(Entries from a dataset)
::::::::::

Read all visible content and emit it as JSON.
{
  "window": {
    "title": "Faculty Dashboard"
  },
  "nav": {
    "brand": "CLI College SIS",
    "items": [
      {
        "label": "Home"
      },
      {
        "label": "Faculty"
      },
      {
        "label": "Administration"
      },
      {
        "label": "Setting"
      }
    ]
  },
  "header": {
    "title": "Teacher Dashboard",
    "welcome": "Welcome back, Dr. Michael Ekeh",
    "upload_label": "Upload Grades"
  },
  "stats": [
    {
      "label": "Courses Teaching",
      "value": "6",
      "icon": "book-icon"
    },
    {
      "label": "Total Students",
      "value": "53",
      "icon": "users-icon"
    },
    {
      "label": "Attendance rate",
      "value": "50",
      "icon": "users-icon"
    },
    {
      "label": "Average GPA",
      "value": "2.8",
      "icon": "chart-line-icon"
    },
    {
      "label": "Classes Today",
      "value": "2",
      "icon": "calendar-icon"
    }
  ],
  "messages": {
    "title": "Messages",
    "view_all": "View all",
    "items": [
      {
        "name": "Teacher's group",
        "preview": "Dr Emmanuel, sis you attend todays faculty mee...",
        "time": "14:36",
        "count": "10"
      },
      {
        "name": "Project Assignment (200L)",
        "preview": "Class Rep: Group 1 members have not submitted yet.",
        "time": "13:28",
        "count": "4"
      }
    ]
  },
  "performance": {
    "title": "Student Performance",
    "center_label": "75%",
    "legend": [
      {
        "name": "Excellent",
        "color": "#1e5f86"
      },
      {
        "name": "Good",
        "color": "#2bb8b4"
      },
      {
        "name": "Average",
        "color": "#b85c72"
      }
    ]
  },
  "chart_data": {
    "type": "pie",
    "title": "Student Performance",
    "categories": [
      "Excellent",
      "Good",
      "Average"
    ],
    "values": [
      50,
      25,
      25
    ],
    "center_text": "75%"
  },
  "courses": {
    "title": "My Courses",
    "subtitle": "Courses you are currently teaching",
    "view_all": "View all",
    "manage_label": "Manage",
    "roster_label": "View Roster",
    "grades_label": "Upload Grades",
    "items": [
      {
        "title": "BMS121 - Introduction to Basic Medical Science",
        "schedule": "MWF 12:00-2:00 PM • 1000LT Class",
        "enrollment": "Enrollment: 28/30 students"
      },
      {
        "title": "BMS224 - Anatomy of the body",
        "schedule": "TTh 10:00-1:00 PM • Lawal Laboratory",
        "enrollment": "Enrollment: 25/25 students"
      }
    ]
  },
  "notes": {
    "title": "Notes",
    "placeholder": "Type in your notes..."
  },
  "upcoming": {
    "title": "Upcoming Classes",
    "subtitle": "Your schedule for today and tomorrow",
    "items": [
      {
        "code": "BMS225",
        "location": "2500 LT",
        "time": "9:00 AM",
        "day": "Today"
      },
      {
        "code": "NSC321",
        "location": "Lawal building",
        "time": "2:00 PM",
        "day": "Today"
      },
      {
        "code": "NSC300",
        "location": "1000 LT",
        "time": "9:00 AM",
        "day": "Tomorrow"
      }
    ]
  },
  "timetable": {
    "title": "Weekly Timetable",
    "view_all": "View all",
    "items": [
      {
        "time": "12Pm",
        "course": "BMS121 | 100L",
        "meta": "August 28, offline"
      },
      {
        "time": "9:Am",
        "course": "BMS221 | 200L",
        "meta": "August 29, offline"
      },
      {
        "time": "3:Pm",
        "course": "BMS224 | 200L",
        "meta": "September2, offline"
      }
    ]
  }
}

::::::::::

Copy each line containing the word "icon" from the data.

▶ [Task response]:
      "icon": "book-icon"
      "icon": "users-icon"
      "icon": "users-icon"
      "icon": "chart-line-icon"
      "icon": "calendar-icon"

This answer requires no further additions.